## The task
Look for the word "object" in the entries below, then copy every line that has it.

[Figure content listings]
## Begin

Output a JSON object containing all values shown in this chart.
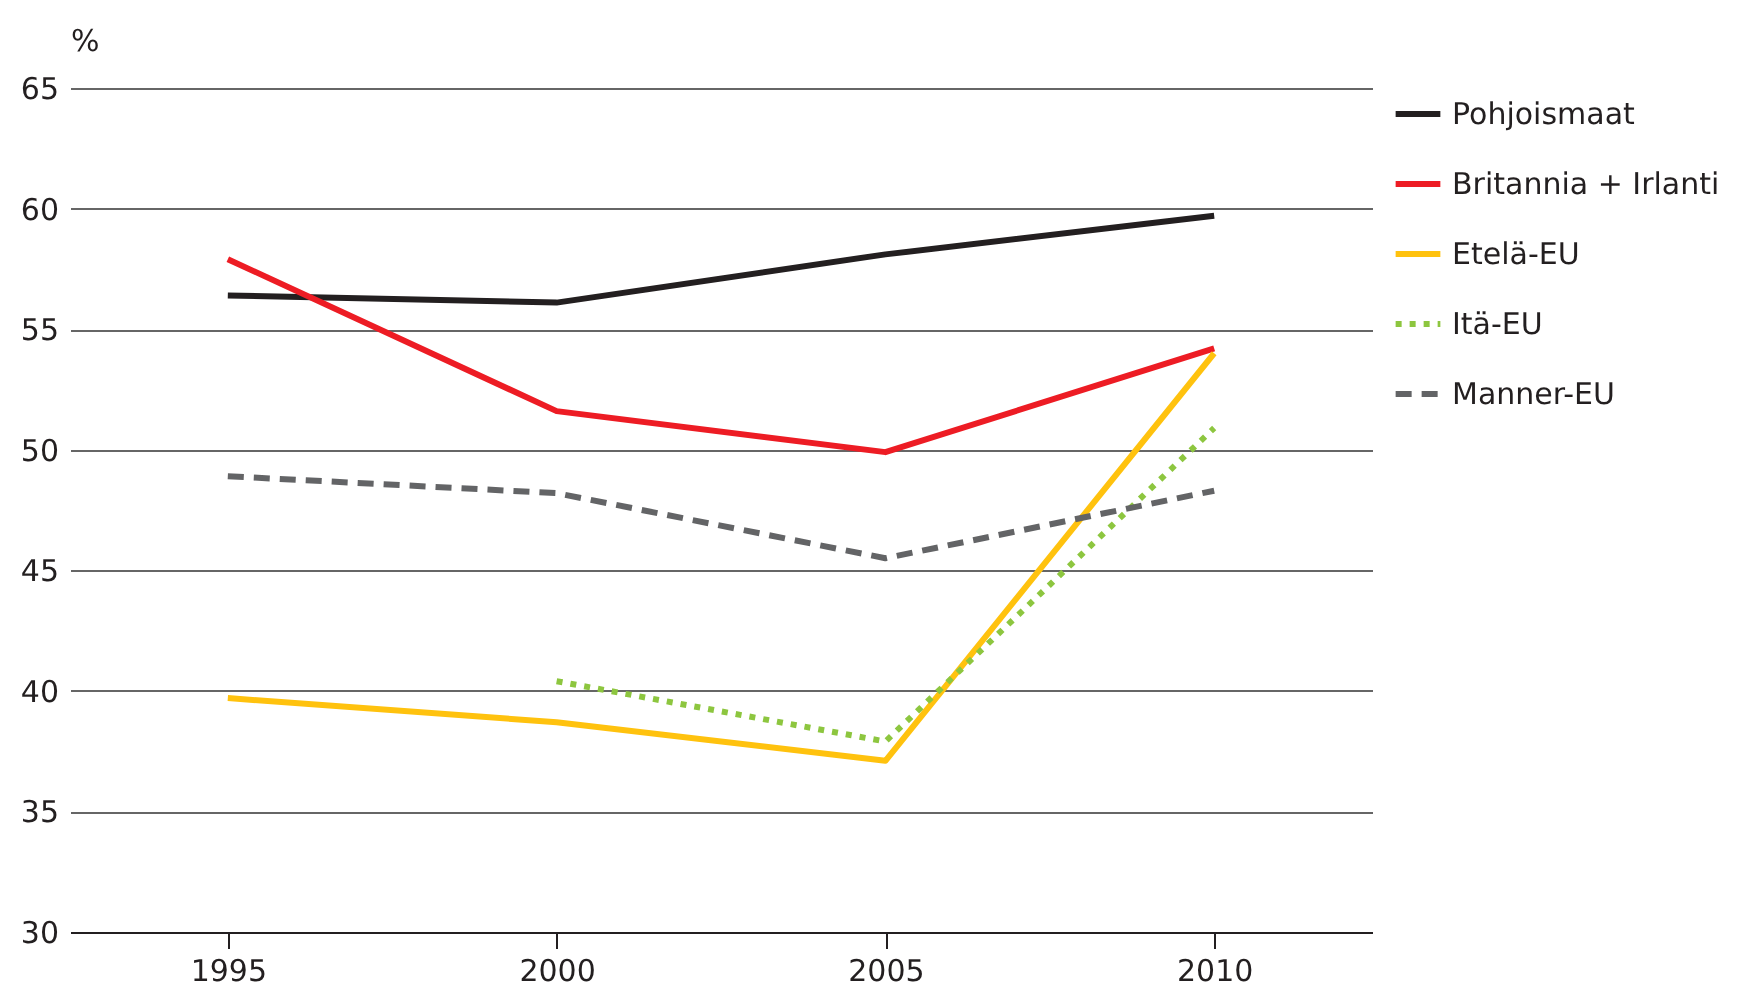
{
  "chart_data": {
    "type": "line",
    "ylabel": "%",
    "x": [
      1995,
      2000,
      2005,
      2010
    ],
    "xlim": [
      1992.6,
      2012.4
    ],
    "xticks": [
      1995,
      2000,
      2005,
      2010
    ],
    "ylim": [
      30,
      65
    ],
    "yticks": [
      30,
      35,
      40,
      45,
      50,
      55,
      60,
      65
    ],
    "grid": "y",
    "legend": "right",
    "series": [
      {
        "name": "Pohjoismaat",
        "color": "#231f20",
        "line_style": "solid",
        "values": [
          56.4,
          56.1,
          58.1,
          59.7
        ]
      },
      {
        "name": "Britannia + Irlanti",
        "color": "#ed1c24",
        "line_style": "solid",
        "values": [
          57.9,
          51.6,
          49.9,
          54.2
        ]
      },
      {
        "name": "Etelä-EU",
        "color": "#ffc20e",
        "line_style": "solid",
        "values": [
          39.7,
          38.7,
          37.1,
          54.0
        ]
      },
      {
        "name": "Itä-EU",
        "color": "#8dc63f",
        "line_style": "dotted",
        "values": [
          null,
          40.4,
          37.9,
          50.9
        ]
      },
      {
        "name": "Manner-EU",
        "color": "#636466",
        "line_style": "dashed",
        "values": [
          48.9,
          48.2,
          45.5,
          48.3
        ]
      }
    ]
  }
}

## End
## Begin

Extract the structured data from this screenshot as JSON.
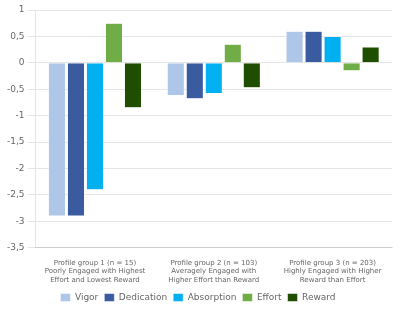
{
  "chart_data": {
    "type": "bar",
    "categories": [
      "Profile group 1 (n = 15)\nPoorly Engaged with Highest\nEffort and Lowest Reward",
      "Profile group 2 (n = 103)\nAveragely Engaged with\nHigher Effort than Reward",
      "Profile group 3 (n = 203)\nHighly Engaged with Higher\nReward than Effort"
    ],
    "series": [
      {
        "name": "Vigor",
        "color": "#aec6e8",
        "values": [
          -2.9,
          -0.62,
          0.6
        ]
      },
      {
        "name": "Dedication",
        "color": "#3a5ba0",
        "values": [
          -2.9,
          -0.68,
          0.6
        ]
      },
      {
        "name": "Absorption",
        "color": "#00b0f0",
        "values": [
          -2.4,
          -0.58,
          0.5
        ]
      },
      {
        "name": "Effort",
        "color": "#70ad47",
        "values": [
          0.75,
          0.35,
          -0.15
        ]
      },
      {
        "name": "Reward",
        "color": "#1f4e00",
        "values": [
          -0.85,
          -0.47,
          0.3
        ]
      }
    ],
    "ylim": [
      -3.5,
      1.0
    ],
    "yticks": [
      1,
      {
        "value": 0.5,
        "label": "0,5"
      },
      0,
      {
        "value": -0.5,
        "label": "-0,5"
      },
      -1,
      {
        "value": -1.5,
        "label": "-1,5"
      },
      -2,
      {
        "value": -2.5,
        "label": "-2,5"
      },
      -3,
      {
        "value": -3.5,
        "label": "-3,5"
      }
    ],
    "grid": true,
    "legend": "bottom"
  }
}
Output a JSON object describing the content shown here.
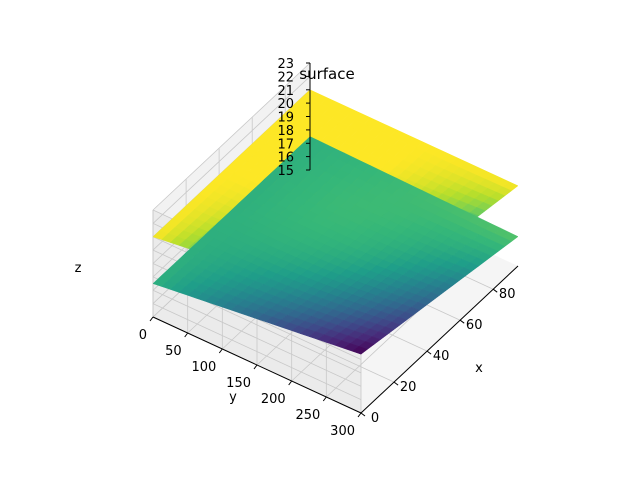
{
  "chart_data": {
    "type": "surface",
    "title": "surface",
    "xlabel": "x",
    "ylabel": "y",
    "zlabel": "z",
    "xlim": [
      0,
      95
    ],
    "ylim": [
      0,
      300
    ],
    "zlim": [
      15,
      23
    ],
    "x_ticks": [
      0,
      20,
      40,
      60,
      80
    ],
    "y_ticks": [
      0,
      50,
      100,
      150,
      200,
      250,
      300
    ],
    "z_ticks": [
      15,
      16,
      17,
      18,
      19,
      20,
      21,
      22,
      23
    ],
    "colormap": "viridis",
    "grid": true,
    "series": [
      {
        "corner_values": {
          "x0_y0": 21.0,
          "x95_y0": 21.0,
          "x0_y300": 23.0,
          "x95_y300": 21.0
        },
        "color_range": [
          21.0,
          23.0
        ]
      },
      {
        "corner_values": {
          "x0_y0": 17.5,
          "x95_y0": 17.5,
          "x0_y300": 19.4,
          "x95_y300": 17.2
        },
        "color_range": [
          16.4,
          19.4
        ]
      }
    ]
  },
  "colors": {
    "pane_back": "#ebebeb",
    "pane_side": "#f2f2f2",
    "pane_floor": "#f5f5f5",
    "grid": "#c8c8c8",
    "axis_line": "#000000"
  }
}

## End

## The reply
Output a JSON object containing all values shown in this chart.
Output a JSON object describing the content shown here.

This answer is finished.